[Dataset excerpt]
::::
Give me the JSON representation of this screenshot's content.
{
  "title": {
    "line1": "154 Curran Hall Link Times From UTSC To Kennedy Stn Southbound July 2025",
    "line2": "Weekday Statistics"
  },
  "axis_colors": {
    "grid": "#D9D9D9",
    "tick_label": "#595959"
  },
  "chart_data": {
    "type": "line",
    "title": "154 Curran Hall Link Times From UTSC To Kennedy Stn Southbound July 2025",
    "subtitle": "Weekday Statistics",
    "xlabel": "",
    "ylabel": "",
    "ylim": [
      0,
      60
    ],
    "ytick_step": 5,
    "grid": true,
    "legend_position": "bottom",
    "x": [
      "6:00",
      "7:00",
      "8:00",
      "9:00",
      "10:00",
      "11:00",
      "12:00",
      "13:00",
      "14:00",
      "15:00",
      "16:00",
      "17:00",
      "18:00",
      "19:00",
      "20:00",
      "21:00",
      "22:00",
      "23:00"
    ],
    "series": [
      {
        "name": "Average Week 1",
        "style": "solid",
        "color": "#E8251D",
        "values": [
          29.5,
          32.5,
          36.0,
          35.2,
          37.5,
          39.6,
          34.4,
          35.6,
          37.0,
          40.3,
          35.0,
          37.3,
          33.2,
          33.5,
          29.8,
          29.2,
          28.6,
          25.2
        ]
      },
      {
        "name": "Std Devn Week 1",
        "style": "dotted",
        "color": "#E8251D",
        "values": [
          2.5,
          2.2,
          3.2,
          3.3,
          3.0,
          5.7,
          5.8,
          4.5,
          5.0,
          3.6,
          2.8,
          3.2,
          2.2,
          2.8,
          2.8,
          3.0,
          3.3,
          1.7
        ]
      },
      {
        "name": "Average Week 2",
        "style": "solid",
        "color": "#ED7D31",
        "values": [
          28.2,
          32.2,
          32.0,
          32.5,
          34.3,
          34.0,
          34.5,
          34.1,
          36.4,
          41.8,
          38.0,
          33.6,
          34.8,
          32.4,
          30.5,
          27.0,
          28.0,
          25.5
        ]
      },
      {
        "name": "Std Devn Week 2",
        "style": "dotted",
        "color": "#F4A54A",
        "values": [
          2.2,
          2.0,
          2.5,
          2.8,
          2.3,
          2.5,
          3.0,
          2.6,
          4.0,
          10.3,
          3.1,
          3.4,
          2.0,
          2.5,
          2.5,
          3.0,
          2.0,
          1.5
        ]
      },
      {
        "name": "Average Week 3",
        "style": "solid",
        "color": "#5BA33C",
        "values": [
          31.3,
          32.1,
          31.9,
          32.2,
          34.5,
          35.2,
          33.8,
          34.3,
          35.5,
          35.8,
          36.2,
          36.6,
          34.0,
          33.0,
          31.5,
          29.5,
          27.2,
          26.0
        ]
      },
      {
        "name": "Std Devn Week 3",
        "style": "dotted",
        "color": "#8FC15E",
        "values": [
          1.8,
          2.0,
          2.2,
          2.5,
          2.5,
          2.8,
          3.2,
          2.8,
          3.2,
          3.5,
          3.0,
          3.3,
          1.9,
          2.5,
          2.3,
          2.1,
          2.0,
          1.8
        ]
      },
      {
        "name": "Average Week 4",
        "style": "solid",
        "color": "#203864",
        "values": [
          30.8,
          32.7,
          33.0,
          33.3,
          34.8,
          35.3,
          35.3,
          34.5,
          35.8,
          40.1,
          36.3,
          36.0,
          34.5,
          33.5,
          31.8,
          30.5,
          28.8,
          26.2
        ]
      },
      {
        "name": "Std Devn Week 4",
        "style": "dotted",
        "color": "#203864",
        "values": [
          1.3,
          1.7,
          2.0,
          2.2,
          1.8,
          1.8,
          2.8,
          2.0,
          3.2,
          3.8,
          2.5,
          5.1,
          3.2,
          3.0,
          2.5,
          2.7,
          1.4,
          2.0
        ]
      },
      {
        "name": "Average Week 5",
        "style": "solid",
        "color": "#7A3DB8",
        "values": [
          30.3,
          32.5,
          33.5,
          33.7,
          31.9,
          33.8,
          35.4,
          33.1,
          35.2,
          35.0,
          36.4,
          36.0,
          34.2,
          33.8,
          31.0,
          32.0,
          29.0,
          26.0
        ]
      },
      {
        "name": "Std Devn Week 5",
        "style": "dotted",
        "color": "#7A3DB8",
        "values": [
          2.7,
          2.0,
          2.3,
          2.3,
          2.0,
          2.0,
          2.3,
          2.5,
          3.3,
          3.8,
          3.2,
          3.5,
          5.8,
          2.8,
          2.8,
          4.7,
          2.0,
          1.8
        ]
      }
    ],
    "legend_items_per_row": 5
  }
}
::::
GIVEN TASK:
Reproduce the full listing above, character for character.

SOLVED EXERCISE:
Give me the JSON representation of this screenshot's content.
{
  "title": {
    "line1": "154 Curran Hall Link Times From UTSC To Kennedy Stn Southbound July 2025",
    "line2": "Weekday Statistics"
  },
  "axis_colors": {
    "grid": "#D9D9D9",
    "tick_label": "#595959"
  },
  "chart_data": {
    "type": "line",
    "title": "154 Curran Hall Link Times From UTSC To Kennedy Stn Southbound July 2025",
    "subtitle": "Weekday Statistics",
    "xlabel": "",
    "ylabel": "",
    "ylim": [
      0,
      60
    ],
    "ytick_step": 5,
    "grid": true,
    "legend_position": "bottom",
    "x": [
      "6:00",
      "7:00",
      "8:00",
      "9:00",
      "10:00",
      "11:00",
      "12:00",
      "13:00",
      "14:00",
      "15:00",
      "16:00",
      "17:00",
      "18:00",
      "19:00",
      "20:00",
      "21:00",
      "22:00",
      "23:00"
    ],
    "series": [
      {
        "name": "Average Week 1",
        "style": "solid",
        "color": "#E8251D",
        "values": [
          29.5,
          32.5,
          36.0,
          35.2,
          37.5,
          39.6,
          34.4,
          35.6,
          37.0,
          40.3,
          35.0,
          37.3,
          33.2,
          33.5,
          29.8,
          29.2,
          28.6,
          25.2
        ]
      },
      {
        "name": "Std Devn Week 1",
        "style": "dotted",
        "color": "#E8251D",
        "values": [
          2.5,
          2.2,
          3.2,
          3.3,
          3.0,
          5.7,
          5.8,
          4.5,
          5.0,
          3.6,
          2.8,
          3.2,
          2.2,
          2.8,
          2.8,
          3.0,
          3.3,
          1.7
        ]
      },
      {
        "name": "Average Week 2",
        "style": "solid",
        "color": "#ED7D31",
        "values": [
          28.2,
          32.2,
          32.0,
          32.5,
          34.3,
          34.0,
          34.5,
          34.1,
          36.4,
          41.8,
          38.0,
          33.6,
          34.8,
          32.4,
          30.5,
          27.0,
          28.0,
          25.5
        ]
      },
      {
        "name": "Std Devn Week 2",
        "style": "dotted",
        "color": "#F4A54A",
        "values": [
          2.2,
          2.0,
          2.5,
          2.8,
          2.3,
          2.5,
          3.0,
          2.6,
          4.0,
          10.3,
          3.1,
          3.4,
          2.0,
          2.5,
          2.5,
          3.0,
          2.0,
          1.5
        ]
      },
      {
        "name": "Average Week 3",
        "style": "solid",
        "color": "#5BA33C",
        "values": [
          31.3,
          32.1,
          31.9,
          32.2,
          34.5,
          35.2,
          33.8,
          34.3,
          35.5,
          35.8,
          36.2,
          36.6,
          34.0,
          33.0,
          31.5,
          29.5,
          27.2,
          26.0
        ]
      },
      {
        "name": "Std Devn Week 3",
        "style": "dotted",
        "color": "#8FC15E",
        "values": [
          1.8,
          2.0,
          2.2,
          2.5,
          2.5,
          2.8,
          3.2,
          2.8,
          3.2,
          3.5,
          3.0,
          3.3,
          1.9,
          2.5,
          2.3,
          2.1,
          2.0,
          1.8
        ]
      },
      {
        "name": "Average Week 4",
        "style": "solid",
        "color": "#203864",
        "values": [
          30.8,
          32.7,
          33.0,
          33.3,
          34.8,
          35.3,
          35.3,
          34.5,
          35.8,
          40.1,
          36.3,
          36.0,
          34.5,
          33.5,
          31.8,
          30.5,
          28.8,
          26.2
        ]
      },
      {
        "name": "Std Devn Week 4",
        "style": "dotted",
        "color": "#203864",
        "values": [
          1.3,
          1.7,
          2.0,
          2.2,
          1.8,
          1.8,
          2.8,
          2.0,
          3.2,
          3.8,
          2.5,
          5.1,
          3.2,
          3.0,
          2.5,
          2.7,
          1.4,
          2.0
        ]
      },
      {
        "name": "Average Week 5",
        "style": "solid",
        "color": "#7A3DB8",
        "values": [
          30.3,
          32.5,
          33.5,
          33.7,
          31.9,
          33.8,
          35.4,
          33.1,
          35.2,
          35.0,
          36.4,
          36.0,
          34.2,
          33.8,
          31.0,
          32.0,
          29.0,
          26.0
        ]
      },
      {
        "name": "Std Devn Week 5",
        "style": "dotted",
        "color": "#7A3DB8",
        "values": [
          2.7,
          2.0,
          2.3,
          2.3,
          2.0,
          2.0,
          2.3,
          2.5,
          3.3,
          3.8,
          3.2,
          3.5,
          5.8,
          2.8,
          2.8,
          4.7,
          2.0,
          1.8
        ]
      }
    ],
    "legend_items_per_row": 5
  }
}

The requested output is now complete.